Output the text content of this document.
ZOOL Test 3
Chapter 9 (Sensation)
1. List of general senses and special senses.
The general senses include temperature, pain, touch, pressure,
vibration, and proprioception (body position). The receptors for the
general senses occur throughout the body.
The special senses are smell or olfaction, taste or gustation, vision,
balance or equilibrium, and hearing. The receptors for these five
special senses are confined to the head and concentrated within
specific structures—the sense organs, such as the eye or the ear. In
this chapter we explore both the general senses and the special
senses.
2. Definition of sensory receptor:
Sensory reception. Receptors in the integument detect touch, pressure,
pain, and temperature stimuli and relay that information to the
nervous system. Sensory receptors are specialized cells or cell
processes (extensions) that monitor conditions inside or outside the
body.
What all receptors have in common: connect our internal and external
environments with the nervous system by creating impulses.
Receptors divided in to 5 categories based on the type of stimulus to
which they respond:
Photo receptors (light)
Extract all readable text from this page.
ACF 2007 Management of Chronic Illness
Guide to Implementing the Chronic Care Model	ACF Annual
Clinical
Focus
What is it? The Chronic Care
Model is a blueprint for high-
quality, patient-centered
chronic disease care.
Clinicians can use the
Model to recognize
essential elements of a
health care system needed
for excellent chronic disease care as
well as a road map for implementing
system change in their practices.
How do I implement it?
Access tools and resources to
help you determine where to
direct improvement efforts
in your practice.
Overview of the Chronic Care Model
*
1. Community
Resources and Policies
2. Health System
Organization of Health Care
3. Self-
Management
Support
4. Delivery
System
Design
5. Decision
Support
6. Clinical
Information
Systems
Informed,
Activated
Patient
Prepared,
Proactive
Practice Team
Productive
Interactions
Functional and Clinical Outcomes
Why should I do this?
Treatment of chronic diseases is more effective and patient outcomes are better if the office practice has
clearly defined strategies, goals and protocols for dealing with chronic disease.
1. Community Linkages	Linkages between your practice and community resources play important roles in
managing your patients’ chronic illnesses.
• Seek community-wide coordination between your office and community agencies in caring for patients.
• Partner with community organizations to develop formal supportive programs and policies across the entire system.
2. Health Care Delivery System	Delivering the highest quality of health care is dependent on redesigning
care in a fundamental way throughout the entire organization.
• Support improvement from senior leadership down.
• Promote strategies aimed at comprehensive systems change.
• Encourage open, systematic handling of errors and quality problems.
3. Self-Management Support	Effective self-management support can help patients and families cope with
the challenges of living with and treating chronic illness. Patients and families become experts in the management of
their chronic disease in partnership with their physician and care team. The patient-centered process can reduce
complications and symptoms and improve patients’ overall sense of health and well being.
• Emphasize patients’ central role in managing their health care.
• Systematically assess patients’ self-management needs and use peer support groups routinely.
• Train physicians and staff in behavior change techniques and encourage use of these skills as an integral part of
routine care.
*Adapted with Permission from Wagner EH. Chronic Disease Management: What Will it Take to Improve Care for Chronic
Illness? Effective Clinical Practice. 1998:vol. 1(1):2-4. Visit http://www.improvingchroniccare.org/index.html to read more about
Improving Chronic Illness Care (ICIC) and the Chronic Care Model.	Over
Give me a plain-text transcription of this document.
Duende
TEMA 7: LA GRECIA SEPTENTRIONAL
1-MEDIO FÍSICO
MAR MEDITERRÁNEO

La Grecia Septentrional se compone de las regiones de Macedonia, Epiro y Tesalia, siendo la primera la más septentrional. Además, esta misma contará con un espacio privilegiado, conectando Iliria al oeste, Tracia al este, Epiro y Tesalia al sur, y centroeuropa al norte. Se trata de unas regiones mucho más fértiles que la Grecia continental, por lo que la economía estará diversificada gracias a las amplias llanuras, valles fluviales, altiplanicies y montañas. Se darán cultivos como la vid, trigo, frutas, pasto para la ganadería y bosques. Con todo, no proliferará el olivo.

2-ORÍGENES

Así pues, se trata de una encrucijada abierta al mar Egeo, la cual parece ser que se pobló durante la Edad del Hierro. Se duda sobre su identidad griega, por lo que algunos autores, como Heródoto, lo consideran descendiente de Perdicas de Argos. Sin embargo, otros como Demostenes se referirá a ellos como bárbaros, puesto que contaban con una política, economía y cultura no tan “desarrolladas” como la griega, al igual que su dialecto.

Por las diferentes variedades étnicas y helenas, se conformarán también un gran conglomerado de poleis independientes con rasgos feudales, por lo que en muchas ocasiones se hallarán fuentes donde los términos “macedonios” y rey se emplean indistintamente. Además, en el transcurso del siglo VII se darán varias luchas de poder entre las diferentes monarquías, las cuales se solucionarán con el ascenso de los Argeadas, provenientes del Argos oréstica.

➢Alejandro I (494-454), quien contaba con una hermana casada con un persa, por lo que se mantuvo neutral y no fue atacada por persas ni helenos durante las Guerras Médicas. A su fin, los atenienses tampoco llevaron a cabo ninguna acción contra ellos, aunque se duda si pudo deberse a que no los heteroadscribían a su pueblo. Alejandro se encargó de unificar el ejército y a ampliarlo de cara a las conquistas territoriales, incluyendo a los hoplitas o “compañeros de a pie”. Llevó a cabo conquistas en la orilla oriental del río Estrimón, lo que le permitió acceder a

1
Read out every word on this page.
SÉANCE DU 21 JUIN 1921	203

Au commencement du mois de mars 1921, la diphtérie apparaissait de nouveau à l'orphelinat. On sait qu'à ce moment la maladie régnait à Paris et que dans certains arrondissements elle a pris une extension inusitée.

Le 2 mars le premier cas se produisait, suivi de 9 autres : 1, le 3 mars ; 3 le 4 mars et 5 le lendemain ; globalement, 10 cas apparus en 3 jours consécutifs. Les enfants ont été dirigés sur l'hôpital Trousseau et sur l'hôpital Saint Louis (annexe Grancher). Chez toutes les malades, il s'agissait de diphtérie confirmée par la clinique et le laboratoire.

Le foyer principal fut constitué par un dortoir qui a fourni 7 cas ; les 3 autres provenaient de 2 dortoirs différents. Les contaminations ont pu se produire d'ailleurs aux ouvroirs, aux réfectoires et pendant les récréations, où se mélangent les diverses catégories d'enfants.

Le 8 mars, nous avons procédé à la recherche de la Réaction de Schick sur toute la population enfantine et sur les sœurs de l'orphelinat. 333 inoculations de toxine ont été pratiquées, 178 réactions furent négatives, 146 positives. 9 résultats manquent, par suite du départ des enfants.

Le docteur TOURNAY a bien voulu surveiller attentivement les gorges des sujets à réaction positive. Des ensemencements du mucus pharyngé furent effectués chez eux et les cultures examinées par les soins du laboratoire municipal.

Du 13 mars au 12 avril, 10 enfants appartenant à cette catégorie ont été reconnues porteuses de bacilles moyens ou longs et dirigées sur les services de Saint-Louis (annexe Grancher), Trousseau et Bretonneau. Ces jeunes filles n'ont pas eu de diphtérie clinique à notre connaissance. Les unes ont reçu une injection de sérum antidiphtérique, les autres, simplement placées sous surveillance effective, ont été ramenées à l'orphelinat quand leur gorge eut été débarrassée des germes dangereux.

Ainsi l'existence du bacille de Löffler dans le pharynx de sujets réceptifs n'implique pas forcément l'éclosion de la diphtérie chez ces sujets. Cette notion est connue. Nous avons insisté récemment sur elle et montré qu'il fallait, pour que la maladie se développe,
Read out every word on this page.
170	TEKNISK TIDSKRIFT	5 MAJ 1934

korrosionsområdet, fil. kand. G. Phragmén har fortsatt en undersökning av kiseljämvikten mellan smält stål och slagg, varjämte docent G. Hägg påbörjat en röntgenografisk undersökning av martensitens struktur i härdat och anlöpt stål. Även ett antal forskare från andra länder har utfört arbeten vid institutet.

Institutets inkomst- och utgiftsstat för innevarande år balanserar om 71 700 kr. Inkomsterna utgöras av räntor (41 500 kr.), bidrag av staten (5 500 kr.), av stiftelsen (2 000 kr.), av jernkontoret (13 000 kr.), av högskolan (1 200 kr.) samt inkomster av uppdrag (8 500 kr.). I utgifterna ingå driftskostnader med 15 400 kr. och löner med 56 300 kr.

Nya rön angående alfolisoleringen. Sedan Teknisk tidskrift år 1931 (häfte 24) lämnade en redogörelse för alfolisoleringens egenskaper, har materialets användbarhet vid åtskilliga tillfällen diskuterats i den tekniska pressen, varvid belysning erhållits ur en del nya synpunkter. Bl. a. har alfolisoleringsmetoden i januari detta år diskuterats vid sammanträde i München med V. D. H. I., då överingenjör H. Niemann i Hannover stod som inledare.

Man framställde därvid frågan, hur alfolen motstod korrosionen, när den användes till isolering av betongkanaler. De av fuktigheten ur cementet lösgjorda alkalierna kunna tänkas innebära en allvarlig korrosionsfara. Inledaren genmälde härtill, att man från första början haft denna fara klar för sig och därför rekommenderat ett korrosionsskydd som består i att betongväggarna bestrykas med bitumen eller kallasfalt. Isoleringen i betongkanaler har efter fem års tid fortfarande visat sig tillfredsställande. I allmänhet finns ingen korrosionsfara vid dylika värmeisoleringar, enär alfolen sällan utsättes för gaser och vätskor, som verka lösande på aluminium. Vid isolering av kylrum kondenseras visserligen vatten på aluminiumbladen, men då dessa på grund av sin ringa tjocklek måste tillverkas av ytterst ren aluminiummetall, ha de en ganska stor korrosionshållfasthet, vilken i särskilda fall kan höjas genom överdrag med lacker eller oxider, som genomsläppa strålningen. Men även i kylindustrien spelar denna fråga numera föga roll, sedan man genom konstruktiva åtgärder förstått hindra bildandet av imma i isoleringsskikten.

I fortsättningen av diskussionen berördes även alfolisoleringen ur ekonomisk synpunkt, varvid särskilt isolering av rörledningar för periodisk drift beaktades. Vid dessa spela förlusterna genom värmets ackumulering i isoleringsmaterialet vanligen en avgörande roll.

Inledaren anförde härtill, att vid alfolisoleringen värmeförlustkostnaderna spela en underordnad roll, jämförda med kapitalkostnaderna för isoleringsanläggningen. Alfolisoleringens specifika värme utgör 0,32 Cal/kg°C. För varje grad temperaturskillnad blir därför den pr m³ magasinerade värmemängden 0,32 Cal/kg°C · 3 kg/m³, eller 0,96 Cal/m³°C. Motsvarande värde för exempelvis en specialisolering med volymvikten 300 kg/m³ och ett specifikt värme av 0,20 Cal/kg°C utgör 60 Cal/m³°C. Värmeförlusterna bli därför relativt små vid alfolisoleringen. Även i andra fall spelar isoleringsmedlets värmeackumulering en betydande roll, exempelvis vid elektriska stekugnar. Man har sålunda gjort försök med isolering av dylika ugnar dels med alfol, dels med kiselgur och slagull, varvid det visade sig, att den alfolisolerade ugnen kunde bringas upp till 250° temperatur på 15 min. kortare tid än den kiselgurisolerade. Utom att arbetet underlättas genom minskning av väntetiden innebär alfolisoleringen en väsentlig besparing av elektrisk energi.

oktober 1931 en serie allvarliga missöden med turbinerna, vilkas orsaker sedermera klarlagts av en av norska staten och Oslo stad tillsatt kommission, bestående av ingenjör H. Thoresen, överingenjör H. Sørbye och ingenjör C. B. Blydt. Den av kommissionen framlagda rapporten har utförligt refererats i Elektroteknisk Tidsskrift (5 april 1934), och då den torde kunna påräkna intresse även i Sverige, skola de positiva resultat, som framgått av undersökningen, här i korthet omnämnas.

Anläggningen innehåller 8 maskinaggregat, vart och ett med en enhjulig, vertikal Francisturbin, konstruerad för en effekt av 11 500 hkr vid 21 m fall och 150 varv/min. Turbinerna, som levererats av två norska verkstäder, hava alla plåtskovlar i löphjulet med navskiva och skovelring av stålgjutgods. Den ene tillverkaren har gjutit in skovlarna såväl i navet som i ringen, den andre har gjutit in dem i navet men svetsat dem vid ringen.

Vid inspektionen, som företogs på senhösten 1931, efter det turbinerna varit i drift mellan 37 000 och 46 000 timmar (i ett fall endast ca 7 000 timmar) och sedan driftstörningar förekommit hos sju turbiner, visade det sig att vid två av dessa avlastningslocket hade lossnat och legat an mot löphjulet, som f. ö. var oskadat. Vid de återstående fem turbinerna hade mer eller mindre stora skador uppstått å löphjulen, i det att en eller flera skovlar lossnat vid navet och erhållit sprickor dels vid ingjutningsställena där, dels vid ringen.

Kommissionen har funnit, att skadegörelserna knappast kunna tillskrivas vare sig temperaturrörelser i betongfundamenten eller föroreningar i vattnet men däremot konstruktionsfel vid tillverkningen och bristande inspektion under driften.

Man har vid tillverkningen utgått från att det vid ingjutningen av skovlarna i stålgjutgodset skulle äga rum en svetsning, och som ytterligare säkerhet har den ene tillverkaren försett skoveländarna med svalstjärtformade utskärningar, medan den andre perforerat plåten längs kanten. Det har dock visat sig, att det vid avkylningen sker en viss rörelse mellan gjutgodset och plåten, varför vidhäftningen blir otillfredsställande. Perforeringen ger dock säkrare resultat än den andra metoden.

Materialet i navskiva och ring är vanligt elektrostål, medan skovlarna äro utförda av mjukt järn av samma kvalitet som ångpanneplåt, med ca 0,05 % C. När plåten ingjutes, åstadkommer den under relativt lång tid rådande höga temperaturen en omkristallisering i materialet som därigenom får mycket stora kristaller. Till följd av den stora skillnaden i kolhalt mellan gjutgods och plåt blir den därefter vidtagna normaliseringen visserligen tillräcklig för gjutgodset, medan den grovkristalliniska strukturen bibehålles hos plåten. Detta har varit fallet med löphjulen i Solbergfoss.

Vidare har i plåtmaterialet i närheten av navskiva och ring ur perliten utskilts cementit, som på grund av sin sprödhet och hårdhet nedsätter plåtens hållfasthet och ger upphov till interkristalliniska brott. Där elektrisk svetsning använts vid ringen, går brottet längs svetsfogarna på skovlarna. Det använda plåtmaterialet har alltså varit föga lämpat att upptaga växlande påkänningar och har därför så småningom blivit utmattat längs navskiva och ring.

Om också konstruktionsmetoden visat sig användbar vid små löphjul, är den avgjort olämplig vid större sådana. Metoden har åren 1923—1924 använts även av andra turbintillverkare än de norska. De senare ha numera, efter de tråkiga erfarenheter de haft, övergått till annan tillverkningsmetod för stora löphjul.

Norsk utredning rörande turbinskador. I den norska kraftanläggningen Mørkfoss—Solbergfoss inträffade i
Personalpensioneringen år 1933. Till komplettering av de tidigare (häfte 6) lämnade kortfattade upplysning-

────────────────

What you are asked to do
In the lines above, locate the string "laboratoire". Copy every line where it occurs.

Answer section
Le 2 mars le premier cas se produisait, suivi de 9 autres : 1, le 3 mars ; 3 le 4 mars et 5 le lendemain ; globalement, 10 cas apparus en 3 jours consécutifs. Les enfants ont été dirigés sur l'hôpital Trousseau et sur l'hôpital Saint Louis (annexe Grancher). Chez toutes les malades, il s'agissait de diphtérie confirmée par la clinique et le laboratoire.
Le docteur TOURNAY a bien voulu surveiller attentivement les gorges des sujets à réaction positive. Des ensemencements du mucus pharyngé furent effectués chez eux et les cultures examinées par les soins du laboratoire municipal.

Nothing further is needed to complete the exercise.